PROMPT: Please determine how many lines of the material include the word "Income", and respond with nothing but that number.

==== INFORMATION SHOWN

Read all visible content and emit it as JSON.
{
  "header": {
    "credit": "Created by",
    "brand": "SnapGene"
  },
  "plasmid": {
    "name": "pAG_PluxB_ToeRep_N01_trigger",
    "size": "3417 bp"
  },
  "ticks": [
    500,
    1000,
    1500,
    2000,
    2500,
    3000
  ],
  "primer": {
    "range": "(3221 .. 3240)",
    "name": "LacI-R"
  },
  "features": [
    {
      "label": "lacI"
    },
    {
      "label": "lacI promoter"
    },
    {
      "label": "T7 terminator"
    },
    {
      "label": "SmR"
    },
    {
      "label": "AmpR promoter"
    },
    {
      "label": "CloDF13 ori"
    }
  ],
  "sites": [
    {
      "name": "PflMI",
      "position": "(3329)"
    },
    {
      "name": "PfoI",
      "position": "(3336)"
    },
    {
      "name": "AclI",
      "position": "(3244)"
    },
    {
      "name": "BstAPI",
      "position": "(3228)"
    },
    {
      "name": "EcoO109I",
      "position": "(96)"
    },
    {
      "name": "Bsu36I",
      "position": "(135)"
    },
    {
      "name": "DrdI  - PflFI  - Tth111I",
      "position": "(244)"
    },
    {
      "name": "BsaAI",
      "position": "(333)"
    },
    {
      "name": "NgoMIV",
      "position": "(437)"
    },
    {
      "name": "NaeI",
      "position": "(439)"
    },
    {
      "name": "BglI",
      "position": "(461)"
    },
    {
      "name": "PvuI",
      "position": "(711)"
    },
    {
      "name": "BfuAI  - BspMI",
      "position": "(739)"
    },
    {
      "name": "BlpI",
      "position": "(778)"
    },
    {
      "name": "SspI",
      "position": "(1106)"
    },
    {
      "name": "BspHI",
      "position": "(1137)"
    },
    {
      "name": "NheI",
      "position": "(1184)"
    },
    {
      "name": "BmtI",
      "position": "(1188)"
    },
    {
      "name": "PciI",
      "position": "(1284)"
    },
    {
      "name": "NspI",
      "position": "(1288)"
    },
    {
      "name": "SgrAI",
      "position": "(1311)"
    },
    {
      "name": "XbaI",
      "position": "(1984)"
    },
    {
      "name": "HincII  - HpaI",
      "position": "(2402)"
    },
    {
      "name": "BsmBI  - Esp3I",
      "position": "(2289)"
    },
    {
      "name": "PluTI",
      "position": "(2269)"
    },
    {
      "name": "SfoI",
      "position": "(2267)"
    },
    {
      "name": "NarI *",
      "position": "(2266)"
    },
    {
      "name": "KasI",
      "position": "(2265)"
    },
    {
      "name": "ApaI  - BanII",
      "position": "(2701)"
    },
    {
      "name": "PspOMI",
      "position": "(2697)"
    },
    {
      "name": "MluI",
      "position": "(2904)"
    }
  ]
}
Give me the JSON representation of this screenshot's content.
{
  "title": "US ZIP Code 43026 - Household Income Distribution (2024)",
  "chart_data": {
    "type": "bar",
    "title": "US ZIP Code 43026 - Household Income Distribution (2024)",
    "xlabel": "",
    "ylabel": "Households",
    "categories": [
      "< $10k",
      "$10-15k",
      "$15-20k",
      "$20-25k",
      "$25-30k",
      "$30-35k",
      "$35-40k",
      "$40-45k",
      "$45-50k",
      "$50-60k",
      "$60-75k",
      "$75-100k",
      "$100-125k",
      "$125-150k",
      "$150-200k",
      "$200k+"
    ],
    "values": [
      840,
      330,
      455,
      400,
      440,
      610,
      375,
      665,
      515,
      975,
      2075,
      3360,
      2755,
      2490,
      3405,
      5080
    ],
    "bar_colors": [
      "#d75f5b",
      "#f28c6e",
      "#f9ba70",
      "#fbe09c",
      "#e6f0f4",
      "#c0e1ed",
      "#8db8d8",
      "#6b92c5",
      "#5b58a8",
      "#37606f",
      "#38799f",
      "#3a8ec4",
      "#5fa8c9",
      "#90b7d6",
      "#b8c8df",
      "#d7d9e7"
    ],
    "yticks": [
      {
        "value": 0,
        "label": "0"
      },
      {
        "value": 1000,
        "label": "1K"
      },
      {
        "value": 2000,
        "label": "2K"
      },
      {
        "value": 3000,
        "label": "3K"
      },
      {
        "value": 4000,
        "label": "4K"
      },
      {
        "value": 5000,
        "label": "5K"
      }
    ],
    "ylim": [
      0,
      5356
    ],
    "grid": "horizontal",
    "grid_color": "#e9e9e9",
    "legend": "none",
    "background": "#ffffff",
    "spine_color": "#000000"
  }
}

========
==== INFORMATION SHOWN

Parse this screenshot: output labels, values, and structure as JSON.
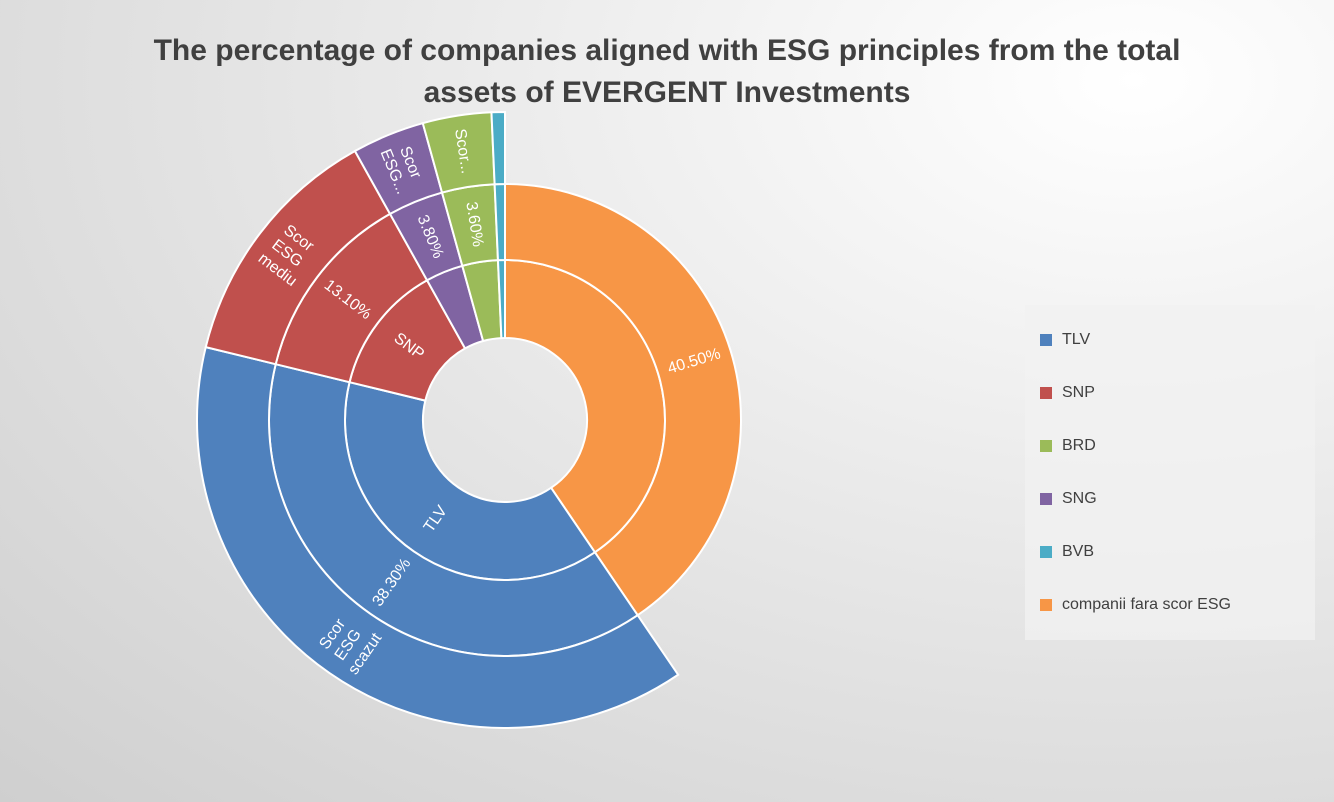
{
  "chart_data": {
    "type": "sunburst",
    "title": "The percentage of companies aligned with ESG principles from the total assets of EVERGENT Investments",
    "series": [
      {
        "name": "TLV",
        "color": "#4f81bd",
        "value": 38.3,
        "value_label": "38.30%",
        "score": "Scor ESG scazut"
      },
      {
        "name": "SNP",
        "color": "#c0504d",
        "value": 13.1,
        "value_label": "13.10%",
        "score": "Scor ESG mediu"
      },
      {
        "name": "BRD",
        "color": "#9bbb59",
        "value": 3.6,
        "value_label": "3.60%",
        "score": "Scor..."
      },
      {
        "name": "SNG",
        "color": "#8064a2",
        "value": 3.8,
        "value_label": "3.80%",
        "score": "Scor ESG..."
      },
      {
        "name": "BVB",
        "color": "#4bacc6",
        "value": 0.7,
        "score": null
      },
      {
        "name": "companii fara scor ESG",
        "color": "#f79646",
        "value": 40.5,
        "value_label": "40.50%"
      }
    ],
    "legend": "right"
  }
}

========
==== INFORMATION SHOWN

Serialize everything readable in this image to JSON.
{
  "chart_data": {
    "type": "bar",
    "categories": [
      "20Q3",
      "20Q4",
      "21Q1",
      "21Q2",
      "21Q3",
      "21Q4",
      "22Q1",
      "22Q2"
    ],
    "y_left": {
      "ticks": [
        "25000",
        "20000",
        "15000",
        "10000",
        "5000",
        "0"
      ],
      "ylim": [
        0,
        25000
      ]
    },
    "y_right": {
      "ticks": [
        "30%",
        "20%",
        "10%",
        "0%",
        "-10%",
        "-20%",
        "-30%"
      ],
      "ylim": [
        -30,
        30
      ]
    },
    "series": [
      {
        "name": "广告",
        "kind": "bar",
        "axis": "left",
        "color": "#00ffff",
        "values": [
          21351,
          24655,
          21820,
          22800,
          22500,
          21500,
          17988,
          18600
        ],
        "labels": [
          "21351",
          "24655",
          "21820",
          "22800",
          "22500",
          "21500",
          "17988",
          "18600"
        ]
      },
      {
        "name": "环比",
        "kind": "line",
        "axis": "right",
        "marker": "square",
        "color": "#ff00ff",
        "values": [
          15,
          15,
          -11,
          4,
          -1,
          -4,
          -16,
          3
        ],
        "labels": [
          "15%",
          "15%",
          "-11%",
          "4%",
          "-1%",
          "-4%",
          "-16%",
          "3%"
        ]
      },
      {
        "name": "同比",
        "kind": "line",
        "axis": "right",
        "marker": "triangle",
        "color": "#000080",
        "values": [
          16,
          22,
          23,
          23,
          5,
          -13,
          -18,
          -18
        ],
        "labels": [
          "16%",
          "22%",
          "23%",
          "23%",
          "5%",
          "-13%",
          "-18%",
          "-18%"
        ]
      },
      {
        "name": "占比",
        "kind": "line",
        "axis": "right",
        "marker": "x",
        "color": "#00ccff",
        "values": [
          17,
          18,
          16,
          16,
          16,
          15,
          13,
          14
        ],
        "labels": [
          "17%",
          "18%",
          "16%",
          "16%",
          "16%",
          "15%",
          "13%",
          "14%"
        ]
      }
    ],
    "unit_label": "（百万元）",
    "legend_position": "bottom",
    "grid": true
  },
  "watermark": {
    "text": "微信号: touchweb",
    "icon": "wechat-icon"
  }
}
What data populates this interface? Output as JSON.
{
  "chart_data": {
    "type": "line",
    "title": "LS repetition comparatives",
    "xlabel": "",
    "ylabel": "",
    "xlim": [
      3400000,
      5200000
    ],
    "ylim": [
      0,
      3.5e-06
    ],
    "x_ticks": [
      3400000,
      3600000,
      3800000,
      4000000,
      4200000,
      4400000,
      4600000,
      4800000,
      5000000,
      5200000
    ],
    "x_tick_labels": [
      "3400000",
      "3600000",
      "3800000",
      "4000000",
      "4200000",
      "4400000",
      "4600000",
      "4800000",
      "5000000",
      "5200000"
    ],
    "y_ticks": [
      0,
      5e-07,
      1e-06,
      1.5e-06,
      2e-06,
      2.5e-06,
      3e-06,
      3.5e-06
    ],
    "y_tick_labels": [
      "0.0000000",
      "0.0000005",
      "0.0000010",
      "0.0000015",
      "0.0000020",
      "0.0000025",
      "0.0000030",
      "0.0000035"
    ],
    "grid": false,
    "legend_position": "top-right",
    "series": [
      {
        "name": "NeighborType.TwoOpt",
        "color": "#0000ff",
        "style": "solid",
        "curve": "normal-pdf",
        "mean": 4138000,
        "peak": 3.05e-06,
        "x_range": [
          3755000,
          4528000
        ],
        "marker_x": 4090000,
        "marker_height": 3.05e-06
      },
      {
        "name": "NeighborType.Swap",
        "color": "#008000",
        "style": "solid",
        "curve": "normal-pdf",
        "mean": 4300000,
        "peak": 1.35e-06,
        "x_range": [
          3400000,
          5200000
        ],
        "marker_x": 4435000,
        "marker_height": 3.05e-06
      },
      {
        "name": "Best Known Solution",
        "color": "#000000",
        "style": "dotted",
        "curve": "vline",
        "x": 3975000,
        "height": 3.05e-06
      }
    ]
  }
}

========

OUTPUT: 2